((

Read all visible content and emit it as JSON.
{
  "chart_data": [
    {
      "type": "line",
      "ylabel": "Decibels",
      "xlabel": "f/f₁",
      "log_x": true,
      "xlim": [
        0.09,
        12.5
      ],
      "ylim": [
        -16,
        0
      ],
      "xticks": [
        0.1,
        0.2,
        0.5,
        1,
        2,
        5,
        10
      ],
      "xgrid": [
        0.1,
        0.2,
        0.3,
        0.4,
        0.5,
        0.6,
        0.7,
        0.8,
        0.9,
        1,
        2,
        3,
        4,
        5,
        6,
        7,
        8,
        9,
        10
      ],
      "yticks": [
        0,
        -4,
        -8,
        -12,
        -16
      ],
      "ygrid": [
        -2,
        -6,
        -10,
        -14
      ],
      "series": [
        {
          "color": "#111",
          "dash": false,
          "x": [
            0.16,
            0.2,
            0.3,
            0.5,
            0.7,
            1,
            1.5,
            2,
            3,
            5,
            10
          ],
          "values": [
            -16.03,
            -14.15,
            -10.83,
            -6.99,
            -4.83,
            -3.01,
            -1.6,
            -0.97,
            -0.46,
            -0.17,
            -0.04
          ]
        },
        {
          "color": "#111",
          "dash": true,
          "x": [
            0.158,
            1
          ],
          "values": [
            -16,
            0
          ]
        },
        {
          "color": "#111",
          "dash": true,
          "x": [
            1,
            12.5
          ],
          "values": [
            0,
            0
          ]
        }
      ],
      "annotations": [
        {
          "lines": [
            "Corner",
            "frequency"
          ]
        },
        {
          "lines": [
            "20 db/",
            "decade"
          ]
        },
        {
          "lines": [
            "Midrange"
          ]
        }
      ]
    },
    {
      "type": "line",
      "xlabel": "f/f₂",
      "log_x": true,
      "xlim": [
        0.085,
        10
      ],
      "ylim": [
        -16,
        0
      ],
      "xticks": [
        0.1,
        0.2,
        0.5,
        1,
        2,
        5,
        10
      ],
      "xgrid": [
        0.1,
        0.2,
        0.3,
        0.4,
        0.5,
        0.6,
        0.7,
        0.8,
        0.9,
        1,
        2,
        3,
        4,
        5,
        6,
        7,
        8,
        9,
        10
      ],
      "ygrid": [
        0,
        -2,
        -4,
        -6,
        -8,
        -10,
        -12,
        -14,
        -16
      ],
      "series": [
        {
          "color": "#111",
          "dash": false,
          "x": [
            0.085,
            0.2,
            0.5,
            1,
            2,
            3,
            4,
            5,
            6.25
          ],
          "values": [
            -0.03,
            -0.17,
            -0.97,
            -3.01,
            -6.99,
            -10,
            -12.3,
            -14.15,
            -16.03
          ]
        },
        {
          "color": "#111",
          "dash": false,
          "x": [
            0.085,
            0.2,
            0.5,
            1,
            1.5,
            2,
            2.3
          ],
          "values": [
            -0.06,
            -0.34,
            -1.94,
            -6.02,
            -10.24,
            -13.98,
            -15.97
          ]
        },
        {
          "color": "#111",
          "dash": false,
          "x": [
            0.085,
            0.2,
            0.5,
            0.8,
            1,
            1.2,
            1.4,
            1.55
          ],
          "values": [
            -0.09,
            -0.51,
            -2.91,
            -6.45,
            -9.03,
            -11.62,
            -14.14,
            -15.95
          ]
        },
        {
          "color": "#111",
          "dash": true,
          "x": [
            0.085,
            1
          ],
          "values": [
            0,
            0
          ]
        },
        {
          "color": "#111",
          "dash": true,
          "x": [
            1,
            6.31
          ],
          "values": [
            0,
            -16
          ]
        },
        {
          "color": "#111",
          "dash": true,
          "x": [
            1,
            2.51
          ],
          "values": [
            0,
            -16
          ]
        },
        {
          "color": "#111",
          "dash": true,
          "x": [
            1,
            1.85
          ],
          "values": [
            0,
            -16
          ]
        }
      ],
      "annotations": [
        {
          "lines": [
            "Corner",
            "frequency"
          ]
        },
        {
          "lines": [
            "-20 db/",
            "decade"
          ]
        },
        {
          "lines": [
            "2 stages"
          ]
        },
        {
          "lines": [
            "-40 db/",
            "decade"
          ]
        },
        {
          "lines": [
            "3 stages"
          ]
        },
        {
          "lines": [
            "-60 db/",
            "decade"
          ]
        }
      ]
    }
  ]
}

))

THE TASK: Copy the material above back out, exactly as written.

RESULT BELOW:
Read all visible content and emit it as JSON.
{
  "chart_data": [
    {
      "type": "line",
      "ylabel": "Decibels",
      "xlabel": "f/f₁",
      "log_x": true,
      "xlim": [
        0.09,
        12.5
      ],
      "ylim": [
        -16,
        0
      ],
      "xticks": [
        0.1,
        0.2,
        0.5,
        1,
        2,
        5,
        10
      ],
      "xgrid": [
        0.1,
        0.2,
        0.3,
        0.4,
        0.5,
        0.6,
        0.7,
        0.8,
        0.9,
        1,
        2,
        3,
        4,
        5,
        6,
        7,
        8,
        9,
        10
      ],
      "yticks": [
        0,
        -4,
        -8,
        -12,
        -16
      ],
      "ygrid": [
        -2,
        -6,
        -10,
        -14
      ],
      "series": [
        {
          "color": "#111",
          "dash": false,
          "x": [
            0.16,
            0.2,
            0.3,
            0.5,
            0.7,
            1,
            1.5,
            2,
            3,
            5,
            10
          ],
          "values": [
            -16.03,
            -14.15,
            -10.83,
            -6.99,
            -4.83,
            -3.01,
            -1.6,
            -0.97,
            -0.46,
            -0.17,
            -0.04
          ]
        },
        {
          "color": "#111",
          "dash": true,
          "x": [
            0.158,
            1
          ],
          "values": [
            -16,
            0
          ]
        },
        {
          "color": "#111",
          "dash": true,
          "x": [
            1,
            12.5
          ],
          "values": [
            0,
            0
          ]
        }
      ],
      "annotations": [
        {
          "lines": [
            "Corner",
            "frequency"
          ]
        },
        {
          "lines": [
            "20 db/",
            "decade"
          ]
        },
        {
          "lines": [
            "Midrange"
          ]
        }
      ]
    },
    {
      "type": "line",
      "xlabel": "f/f₂",
      "log_x": true,
      "xlim": [
        0.085,
        10
      ],
      "ylim": [
        -16,
        0
      ],
      "xticks": [
        0.1,
        0.2,
        0.5,
        1,
        2,
        5,
        10
      ],
      "xgrid": [
        0.1,
        0.2,
        0.3,
        0.4,
        0.5,
        0.6,
        0.7,
        0.8,
        0.9,
        1,
        2,
        3,
        4,
        5,
        6,
        7,
        8,
        9,
        10
      ],
      "ygrid": [
        0,
        -2,
        -4,
        -6,
        -8,
        -10,
        -12,
        -14,
        -16
      ],
      "series": [
        {
          "color": "#111",
          "dash": false,
          "x": [
            0.085,
            0.2,
            0.5,
            1,
            2,
            3,
            4,
            5,
            6.25
          ],
          "values": [
            -0.03,
            -0.17,
            -0.97,
            -3.01,
            -6.99,
            -10,
            -12.3,
            -14.15,
            -16.03
          ]
        },
        {
          "color": "#111",
          "dash": false,
          "x": [
            0.085,
            0.2,
            0.5,
            1,
            1.5,
            2,
            2.3
          ],
          "values": [
            -0.06,
            -0.34,
            -1.94,
            -6.02,
            -10.24,
            -13.98,
            -15.97
          ]
        },
        {
          "color": "#111",
          "dash": false,
          "x": [
            0.085,
            0.2,
            0.5,
            0.8,
            1,
            1.2,
            1.4,
            1.55
          ],
          "values": [
            -0.09,
            -0.51,
            -2.91,
            -6.45,
            -9.03,
            -11.62,
            -14.14,
            -15.95
          ]
        },
        {
          "color": "#111",
          "dash": true,
          "x": [
            0.085,
            1
          ],
          "values": [
            0,
            0
          ]
        },
        {
          "color": "#111",
          "dash": true,
          "x": [
            1,
            6.31
          ],
          "values": [
            0,
            -16
          ]
        },
        {
          "color": "#111",
          "dash": true,
          "x": [
            1,
            2.51
          ],
          "values": [
            0,
            -16
          ]
        },
        {
          "color": "#111",
          "dash": true,
          "x": [
            1,
            1.85
          ],
          "values": [
            0,
            -16
          ]
        }
      ],
      "annotations": [
        {
          "lines": [
            "Corner",
            "frequency"
          ]
        },
        {
          "lines": [
            "-20 db/",
            "decade"
          ]
        },
        {
          "lines": [
            "2 stages"
          ]
        },
        {
          "lines": [
            "-40 db/",
            "decade"
          ]
        },
        {
          "lines": [
            "3 stages"
          ]
        },
        {
          "lines": [
            "-60 db/",
            "decade"
          ]
        }
      ]
    }
  ]
}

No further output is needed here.